=== REQUIRED TASK ===
Write the data out again, character for character, with no images.

=== Stored data ===
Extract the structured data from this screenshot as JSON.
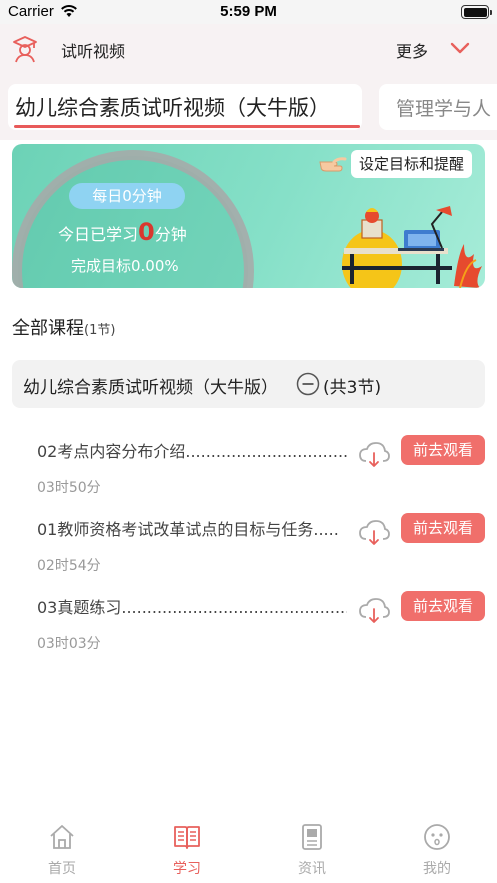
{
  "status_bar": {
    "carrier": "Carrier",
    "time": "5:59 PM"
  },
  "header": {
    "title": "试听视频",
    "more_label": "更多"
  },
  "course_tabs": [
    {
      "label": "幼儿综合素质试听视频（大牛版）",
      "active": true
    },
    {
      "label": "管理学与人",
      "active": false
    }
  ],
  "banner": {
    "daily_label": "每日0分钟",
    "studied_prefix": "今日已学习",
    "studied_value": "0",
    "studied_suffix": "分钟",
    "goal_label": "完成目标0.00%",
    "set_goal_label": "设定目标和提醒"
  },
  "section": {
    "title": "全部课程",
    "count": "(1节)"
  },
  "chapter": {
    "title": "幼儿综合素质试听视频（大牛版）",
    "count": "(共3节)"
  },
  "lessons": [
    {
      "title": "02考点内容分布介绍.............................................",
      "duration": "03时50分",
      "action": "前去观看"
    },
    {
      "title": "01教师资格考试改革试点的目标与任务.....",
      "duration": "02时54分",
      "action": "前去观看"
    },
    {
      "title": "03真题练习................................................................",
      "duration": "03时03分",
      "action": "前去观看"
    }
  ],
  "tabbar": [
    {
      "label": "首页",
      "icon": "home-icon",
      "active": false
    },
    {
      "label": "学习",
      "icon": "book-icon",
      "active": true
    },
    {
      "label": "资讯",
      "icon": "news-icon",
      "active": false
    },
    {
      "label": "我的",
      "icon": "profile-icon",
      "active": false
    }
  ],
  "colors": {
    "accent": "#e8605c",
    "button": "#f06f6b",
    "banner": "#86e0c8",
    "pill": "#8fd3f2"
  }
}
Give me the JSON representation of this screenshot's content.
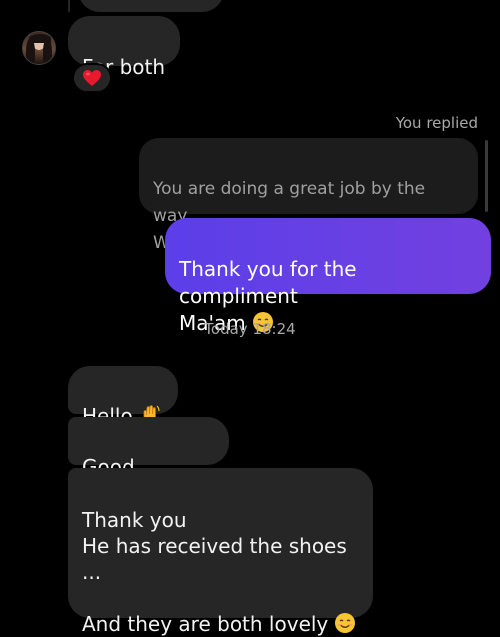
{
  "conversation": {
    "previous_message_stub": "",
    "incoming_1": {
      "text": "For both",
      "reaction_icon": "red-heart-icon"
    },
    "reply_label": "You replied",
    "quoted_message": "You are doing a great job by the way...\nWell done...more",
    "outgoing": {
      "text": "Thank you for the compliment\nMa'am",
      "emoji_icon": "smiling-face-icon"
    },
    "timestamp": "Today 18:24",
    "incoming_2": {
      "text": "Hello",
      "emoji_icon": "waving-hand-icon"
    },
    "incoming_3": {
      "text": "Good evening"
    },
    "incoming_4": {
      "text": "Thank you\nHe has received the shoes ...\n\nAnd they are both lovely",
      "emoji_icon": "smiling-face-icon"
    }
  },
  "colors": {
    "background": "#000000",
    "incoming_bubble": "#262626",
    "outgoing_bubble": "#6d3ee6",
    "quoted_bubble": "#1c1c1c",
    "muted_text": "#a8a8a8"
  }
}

=== RESULT FOR THIS TASK ===
Extract the structured data from this screenshot as JSON.
{
  "status_bar": {
    "carrier": "Carrier",
    "time": "5:59 PM"
  },
  "header": {
    "title": "试听视频",
    "more_label": "更多"
  },
  "course_tabs": [
    {
      "label": "幼儿综合素质试听视频（大牛版）",
      "active": true
    },
    {
      "label": "管理学与人",
      "active": false
    }
  ],
  "banner": {
    "daily_label": "每日0分钟",
    "studied_prefix": "今日已学习",
    "studied_value": "0",
    "studied_suffix": "分钟",
    "goal_label": "完成目标0.00%",
    "set_goal_label": "设定目标和提醒"
  },
  "section": {
    "title": "全部课程",
    "count": "(1节)"
  },
  "chapter": {
    "title": "幼儿综合素质试听视频（大牛版）",
    "count": "(共3节)"
  },
  "lessons": [
    {
      "title": "02考点内容分布介绍.............................................",
      "duration": "03时50分",
      "action": "前去观看"
    },
    {
      "title": "01教师资格考试改革试点的目标与任务.....",
      "duration": "02时54分",
      "action": "前去观看"
    },
    {
      "title": "03真题练习................................................................",
      "duration": "03时03分",
      "action": "前去观看"
    }
  ],
  "tabbar": [
    {
      "label": "首页",
      "icon": "home-icon",
      "active": false
    },
    {
      "label": "学习",
      "icon": "book-icon",
      "active": true
    },
    {
      "label": "资讯",
      "icon": "news-icon",
      "active": false
    },
    {
      "label": "我的",
      "icon": "profile-icon",
      "active": false
    }
  ],
  "colors": {
    "accent": "#e8605c",
    "button": "#f06f6b",
    "banner": "#86e0c8",
    "pill": "#8fd3f2"
  }
}
Give me the JSON representation of this screenshot's content.
{
  "conversation": {
    "previous_message_stub": "",
    "incoming_1": {
      "text": "For both",
      "reaction_icon": "red-heart-icon"
    },
    "reply_label": "You replied",
    "quoted_message": "You are doing a great job by the way...\nWell done...more",
    "outgoing": {
      "text": "Thank you for the compliment\nMa'am",
      "emoji_icon": "smiling-face-icon"
    },
    "timestamp": "Today 18:24",
    "incoming_2": {
      "text": "Hello",
      "emoji_icon": "waving-hand-icon"
    },
    "incoming_3": {
      "text": "Good evening"
    },
    "incoming_4": {
      "text": "Thank you\nHe has received the shoes ...\n\nAnd they are both lovely",
      "emoji_icon": "smiling-face-icon"
    }
  },
  "colors": {
    "background": "#000000",
    "incoming_bubble": "#262626",
    "outgoing_bubble": "#6d3ee6",
    "quoted_bubble": "#1c1c1c",
    "muted_text": "#a8a8a8"
  }
}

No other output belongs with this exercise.